**** Recorded information ****

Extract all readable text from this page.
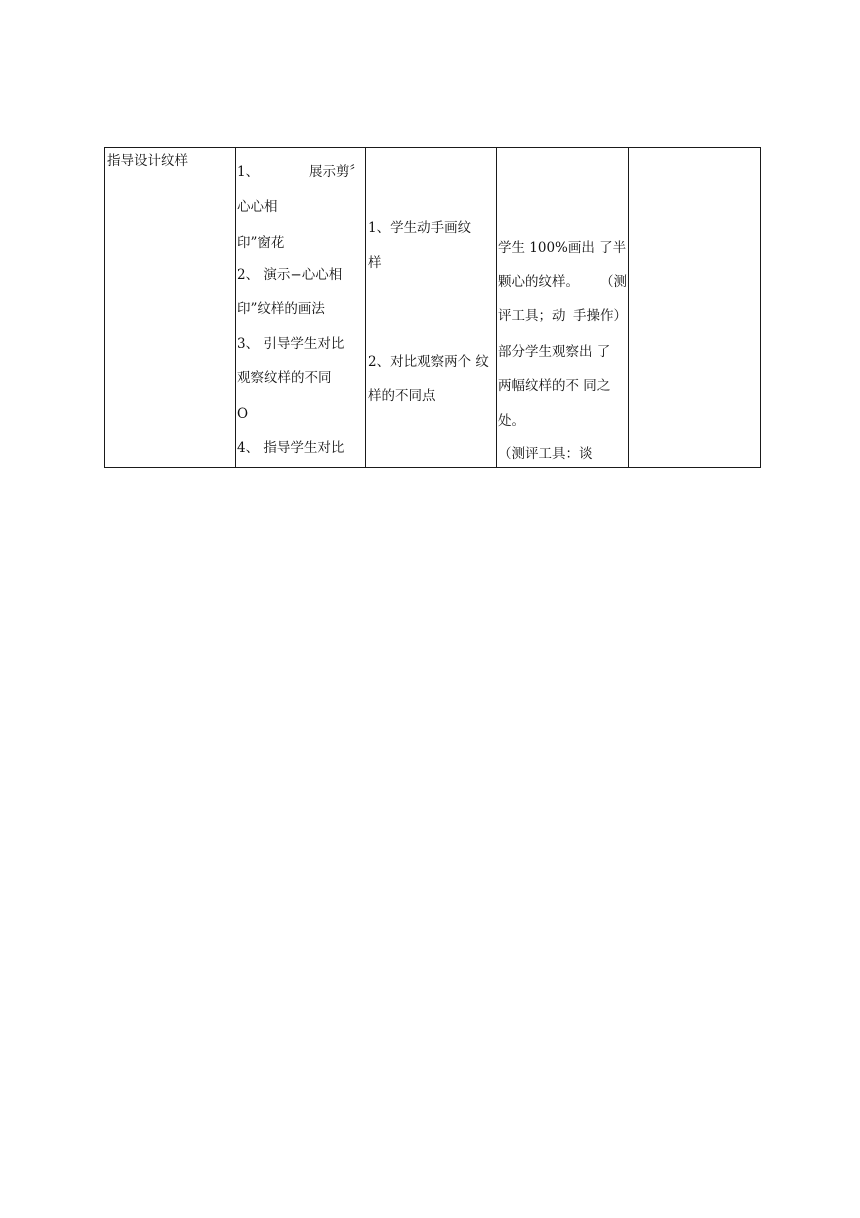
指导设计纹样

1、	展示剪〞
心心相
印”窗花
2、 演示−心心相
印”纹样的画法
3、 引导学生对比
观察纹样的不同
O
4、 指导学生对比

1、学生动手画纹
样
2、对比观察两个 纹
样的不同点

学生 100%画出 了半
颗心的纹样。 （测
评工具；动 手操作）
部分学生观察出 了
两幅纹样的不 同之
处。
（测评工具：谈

****
**** Recorded information ****

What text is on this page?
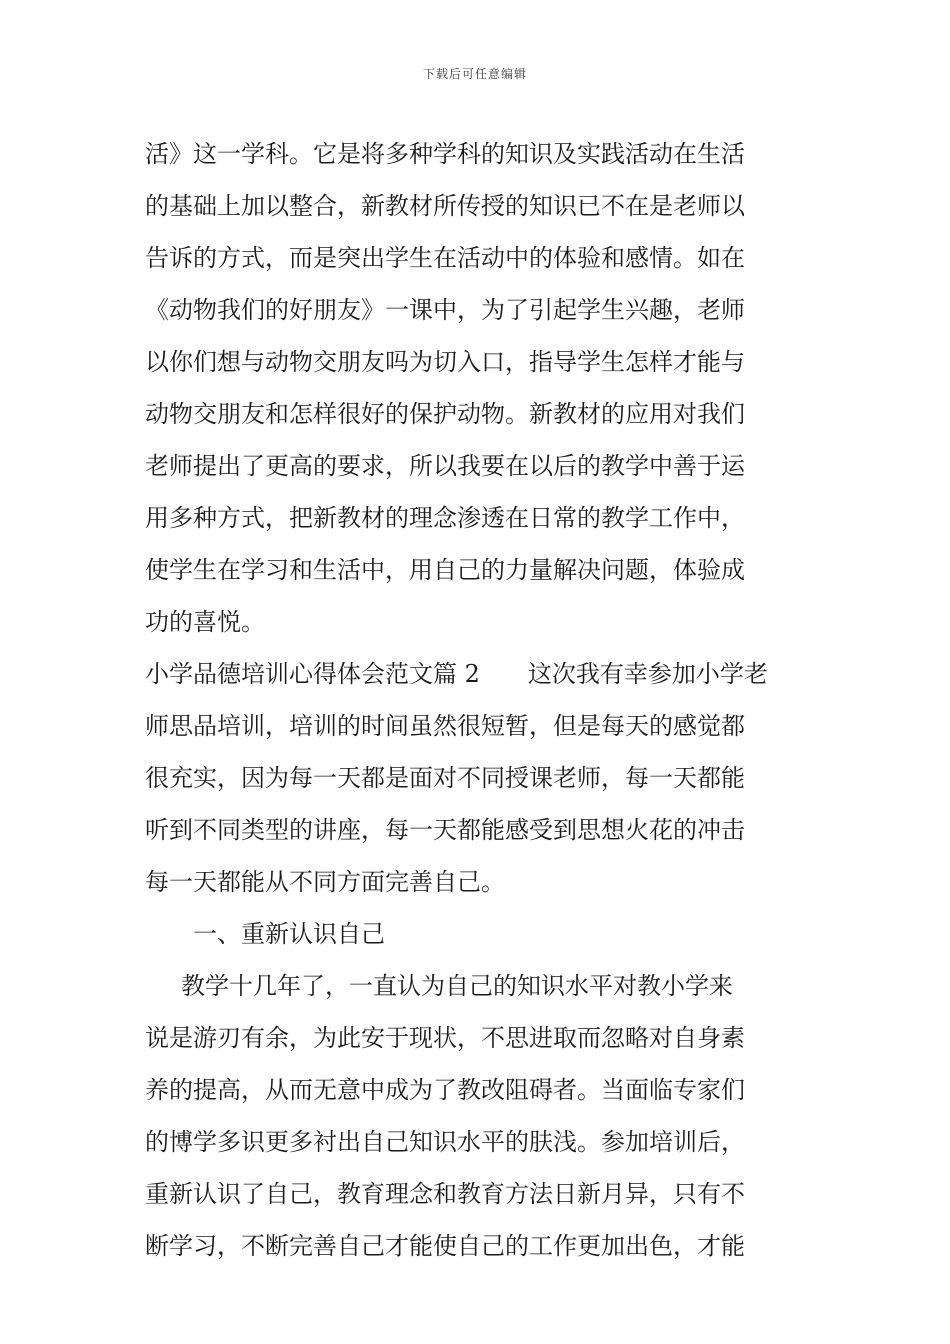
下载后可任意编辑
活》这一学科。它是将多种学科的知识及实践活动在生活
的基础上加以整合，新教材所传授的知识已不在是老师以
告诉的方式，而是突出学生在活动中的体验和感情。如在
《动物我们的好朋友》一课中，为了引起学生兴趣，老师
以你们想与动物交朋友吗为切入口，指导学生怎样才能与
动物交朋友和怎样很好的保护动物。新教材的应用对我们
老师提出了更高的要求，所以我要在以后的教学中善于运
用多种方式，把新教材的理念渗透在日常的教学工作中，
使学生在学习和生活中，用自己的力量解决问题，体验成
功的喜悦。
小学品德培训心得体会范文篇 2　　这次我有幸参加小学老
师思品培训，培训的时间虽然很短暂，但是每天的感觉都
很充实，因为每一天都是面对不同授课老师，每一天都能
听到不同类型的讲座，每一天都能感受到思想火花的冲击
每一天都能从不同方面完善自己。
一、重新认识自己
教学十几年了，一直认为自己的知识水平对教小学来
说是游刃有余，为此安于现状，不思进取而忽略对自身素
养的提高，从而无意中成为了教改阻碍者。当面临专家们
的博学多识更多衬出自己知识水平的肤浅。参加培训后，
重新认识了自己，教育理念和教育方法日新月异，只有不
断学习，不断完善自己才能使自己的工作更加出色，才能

****
**** Recorded information ****

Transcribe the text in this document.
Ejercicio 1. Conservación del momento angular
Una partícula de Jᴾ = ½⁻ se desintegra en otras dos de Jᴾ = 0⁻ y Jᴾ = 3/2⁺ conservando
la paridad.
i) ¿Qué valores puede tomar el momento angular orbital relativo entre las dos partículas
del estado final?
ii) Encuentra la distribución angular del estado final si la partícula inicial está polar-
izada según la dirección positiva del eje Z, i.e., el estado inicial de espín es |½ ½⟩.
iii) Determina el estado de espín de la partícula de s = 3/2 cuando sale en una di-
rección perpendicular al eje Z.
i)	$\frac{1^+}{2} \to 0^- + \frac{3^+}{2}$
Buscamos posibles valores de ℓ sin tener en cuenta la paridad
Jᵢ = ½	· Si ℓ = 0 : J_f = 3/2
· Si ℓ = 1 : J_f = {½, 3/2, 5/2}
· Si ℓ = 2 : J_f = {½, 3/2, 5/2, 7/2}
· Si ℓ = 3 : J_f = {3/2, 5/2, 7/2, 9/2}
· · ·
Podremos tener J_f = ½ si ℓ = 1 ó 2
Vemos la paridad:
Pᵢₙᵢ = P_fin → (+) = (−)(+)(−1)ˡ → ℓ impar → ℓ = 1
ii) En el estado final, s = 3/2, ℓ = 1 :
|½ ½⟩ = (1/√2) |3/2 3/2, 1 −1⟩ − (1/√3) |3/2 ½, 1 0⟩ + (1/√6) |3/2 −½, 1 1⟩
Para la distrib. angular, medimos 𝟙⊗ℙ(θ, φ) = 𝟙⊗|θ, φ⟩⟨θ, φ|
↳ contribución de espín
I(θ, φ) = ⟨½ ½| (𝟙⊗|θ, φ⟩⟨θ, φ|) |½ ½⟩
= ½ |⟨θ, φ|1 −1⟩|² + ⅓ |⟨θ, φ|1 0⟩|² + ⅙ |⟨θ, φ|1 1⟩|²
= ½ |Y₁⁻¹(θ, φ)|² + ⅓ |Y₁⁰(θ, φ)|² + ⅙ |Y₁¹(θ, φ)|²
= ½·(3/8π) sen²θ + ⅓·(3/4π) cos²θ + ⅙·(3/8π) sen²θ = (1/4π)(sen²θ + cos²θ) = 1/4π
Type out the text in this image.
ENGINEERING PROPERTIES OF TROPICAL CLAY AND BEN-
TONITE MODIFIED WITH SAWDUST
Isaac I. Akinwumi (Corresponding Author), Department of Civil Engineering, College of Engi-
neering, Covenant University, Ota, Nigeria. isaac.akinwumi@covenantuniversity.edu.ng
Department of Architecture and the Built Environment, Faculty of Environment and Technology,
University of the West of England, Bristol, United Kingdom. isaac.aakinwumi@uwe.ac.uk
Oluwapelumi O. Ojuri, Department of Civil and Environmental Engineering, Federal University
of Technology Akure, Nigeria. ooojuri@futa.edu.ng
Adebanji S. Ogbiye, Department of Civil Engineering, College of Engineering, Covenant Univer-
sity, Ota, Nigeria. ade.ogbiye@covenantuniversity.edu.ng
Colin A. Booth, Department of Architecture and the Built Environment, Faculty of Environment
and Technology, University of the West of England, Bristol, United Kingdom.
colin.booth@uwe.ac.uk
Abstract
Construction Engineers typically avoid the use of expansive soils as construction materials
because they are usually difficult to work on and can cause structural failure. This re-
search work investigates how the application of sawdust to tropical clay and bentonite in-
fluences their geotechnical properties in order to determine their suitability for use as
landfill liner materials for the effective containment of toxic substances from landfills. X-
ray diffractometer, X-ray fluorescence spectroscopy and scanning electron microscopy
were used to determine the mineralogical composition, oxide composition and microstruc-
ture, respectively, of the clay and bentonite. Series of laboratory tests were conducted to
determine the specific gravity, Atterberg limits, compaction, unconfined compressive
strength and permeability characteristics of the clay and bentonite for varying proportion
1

****

Go through the records and show every line with the string "covenantuniversity" in it.

neering, Covenant University, Ota, Nigeria. isaac.akinwumi@covenantuniversity.edu.ng
sity, Ota, Nigeria. ade.ogbiye@covenantuniversity.edu.ng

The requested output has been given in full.